Stored entries:
#####
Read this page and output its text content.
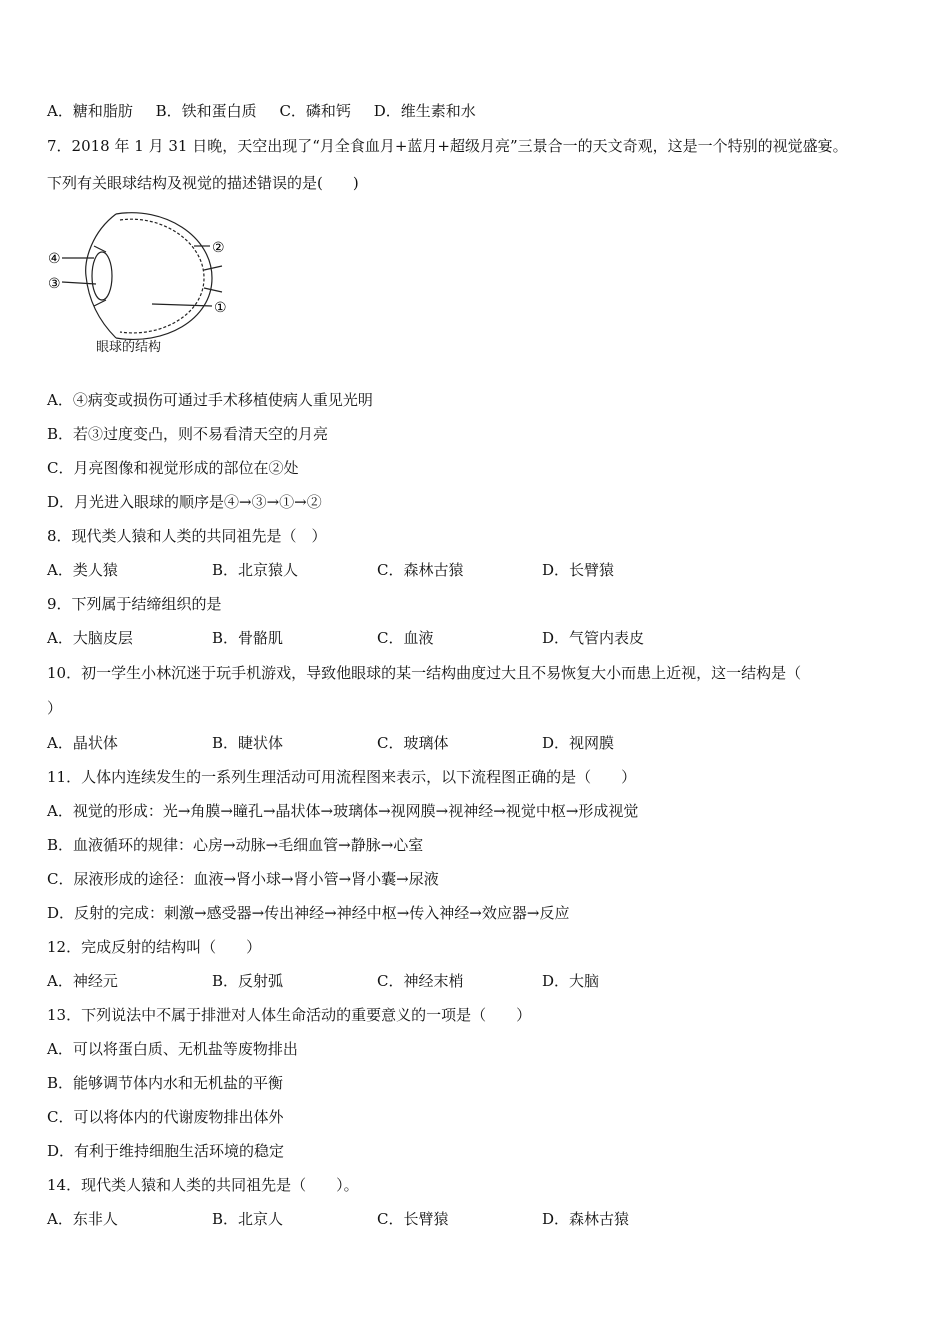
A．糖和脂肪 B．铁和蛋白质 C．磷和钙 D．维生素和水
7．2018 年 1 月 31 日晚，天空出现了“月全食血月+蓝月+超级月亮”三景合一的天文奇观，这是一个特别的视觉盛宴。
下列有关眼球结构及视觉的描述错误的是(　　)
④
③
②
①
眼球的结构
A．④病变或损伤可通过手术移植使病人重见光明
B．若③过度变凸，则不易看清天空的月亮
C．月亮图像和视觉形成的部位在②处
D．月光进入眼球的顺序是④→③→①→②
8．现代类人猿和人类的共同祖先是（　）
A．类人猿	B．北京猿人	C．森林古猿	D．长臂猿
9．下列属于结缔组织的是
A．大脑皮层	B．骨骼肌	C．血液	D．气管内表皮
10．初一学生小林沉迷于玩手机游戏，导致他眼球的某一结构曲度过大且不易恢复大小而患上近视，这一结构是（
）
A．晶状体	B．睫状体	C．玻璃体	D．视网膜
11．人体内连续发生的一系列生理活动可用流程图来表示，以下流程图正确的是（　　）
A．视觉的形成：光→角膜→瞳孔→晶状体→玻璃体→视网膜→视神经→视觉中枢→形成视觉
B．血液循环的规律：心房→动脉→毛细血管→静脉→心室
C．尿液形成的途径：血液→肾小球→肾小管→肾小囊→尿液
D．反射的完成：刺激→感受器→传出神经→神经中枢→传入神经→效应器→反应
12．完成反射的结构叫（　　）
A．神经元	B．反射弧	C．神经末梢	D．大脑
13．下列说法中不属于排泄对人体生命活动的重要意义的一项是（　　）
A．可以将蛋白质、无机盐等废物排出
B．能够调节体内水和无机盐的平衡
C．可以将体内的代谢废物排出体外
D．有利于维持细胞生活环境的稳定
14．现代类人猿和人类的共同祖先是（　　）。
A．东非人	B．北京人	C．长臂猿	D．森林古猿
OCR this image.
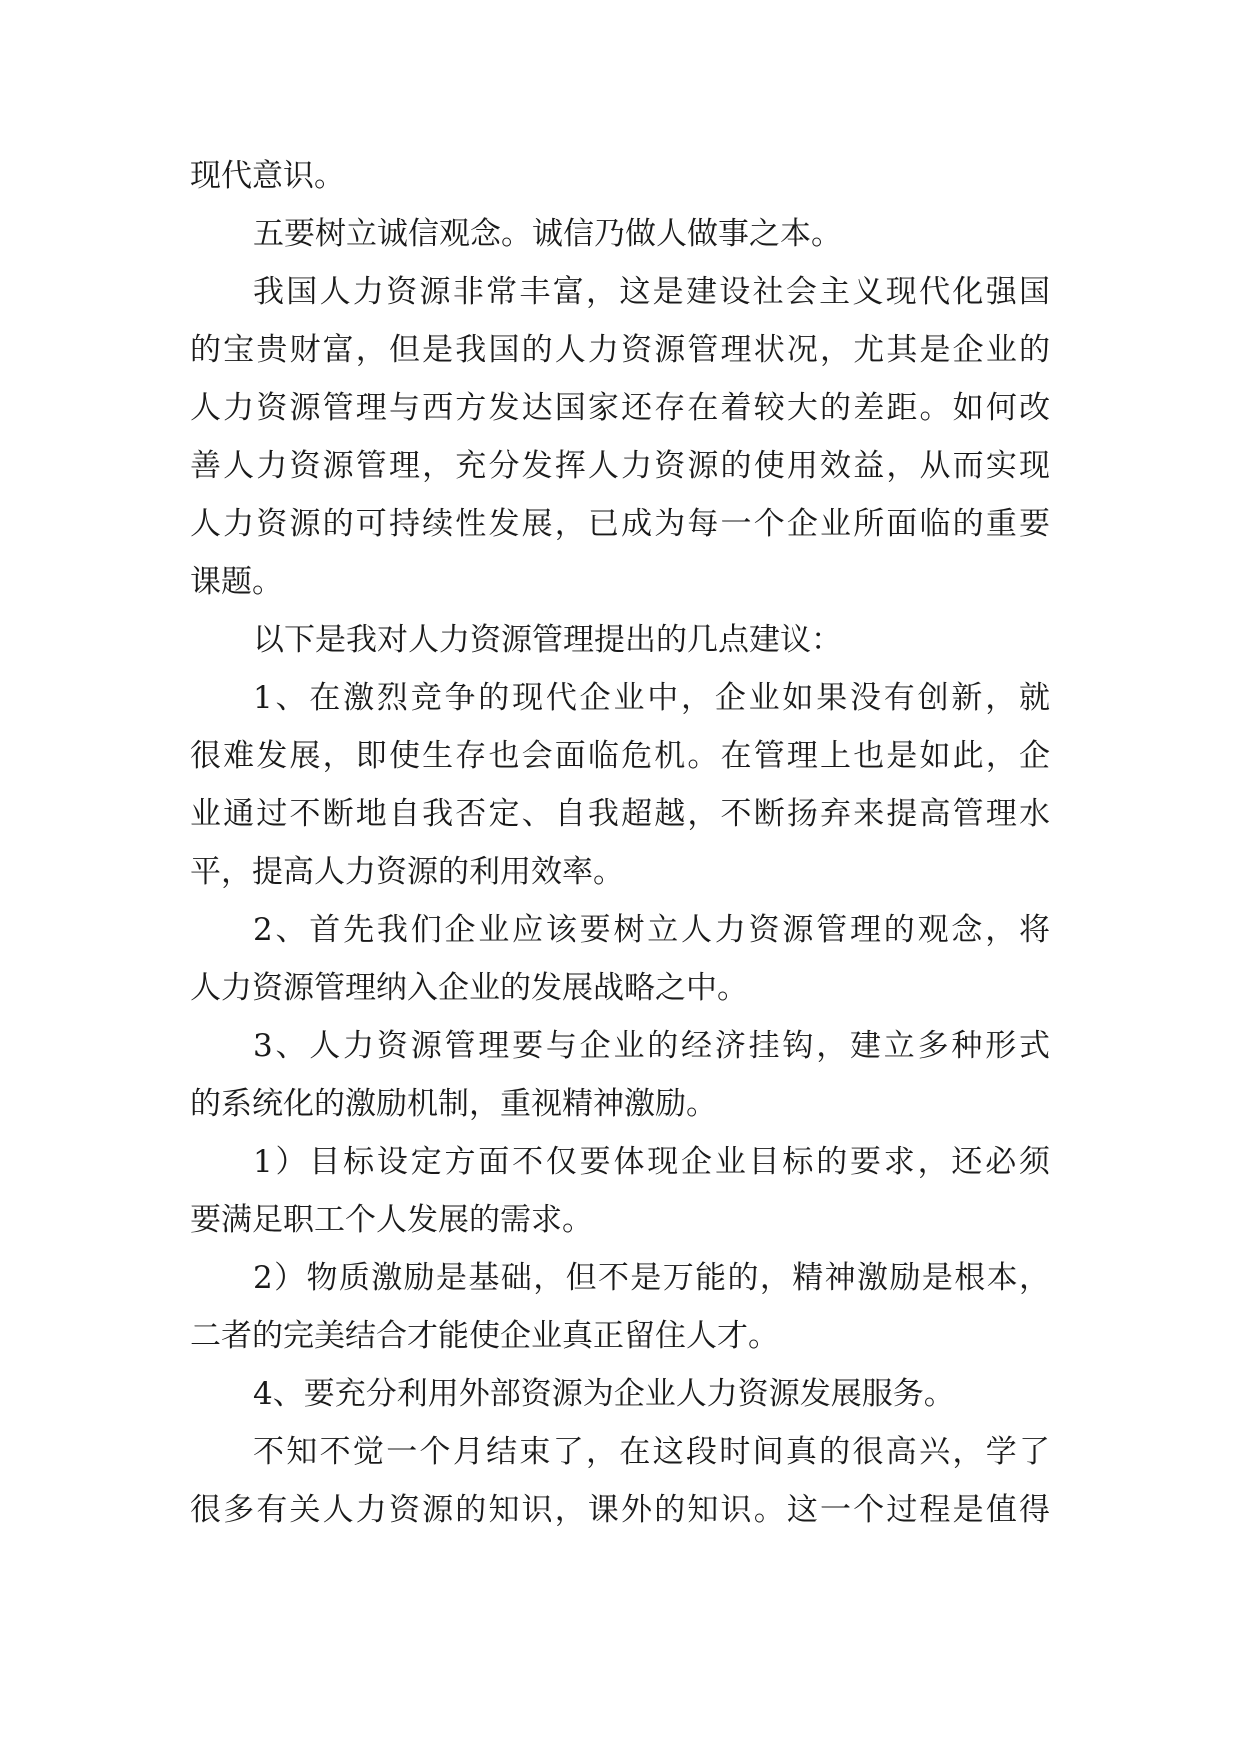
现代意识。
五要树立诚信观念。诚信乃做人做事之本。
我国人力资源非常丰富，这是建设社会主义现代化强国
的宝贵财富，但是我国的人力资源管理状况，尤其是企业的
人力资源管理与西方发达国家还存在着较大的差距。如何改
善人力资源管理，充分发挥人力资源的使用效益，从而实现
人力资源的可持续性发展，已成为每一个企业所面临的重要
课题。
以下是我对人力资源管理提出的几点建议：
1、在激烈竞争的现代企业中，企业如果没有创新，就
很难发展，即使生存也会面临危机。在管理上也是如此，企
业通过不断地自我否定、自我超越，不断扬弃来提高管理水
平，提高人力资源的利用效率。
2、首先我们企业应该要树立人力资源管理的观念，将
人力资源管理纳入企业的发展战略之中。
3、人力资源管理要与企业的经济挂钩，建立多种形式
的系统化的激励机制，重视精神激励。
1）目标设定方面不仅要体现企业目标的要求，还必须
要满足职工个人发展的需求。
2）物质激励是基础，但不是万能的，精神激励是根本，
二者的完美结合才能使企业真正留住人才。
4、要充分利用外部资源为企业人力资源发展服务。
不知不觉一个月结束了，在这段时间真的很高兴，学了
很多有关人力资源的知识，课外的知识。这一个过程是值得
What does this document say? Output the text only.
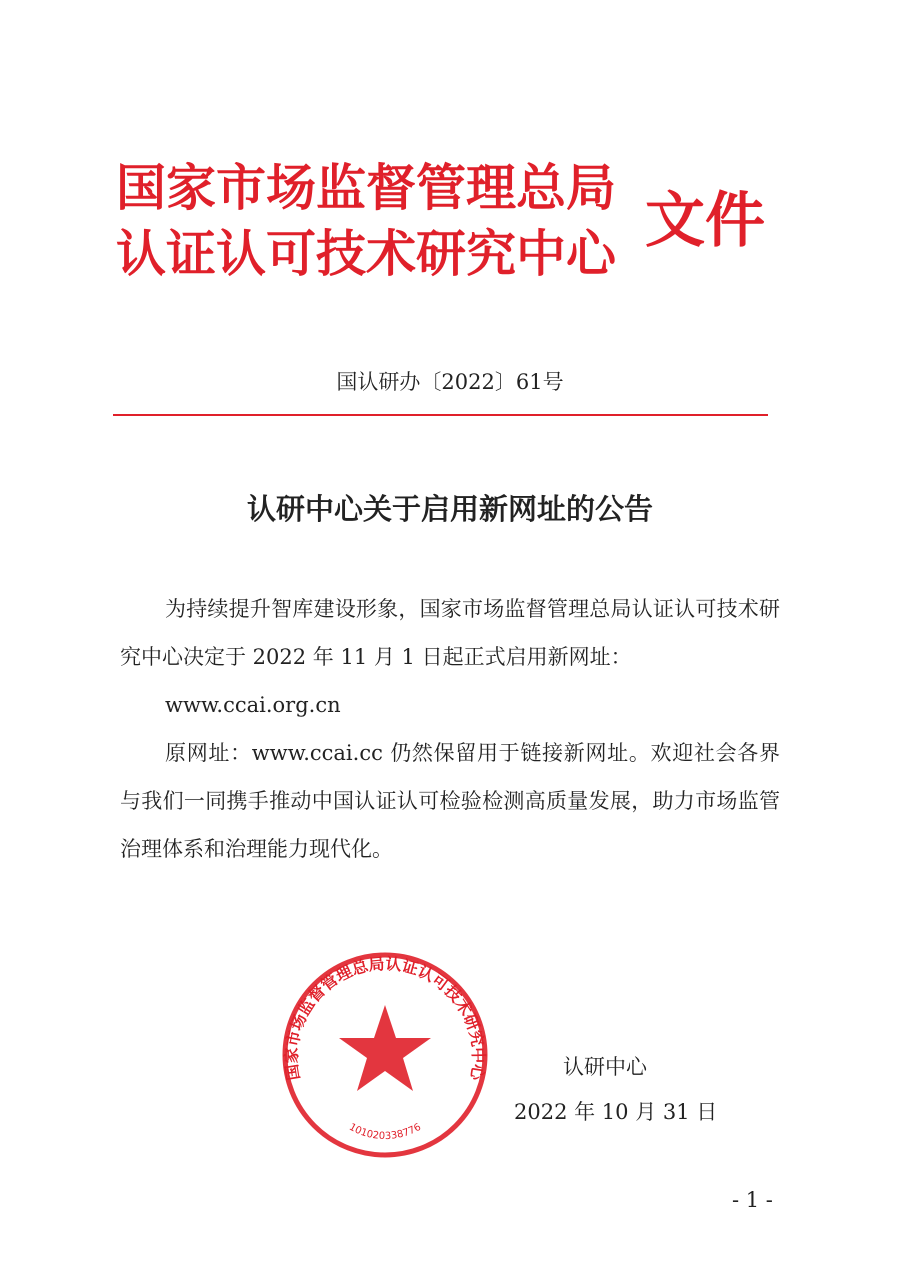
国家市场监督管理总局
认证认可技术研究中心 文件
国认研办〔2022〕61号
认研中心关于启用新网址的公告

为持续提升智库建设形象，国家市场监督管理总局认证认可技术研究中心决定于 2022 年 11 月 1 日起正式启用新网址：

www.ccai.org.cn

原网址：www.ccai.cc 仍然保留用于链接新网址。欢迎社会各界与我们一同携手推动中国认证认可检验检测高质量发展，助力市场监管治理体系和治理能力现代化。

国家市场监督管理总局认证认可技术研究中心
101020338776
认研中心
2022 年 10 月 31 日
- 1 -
#####
**Task to carry out**.
Keep only the lines that hold the string "森林古猿", and copy them out.

**Task output**.
A．类人猿	B．北京猿人	C．森林古猿	D．长臂猿
A．东非人	B．北京人	C．长臂猿	D．森林古猿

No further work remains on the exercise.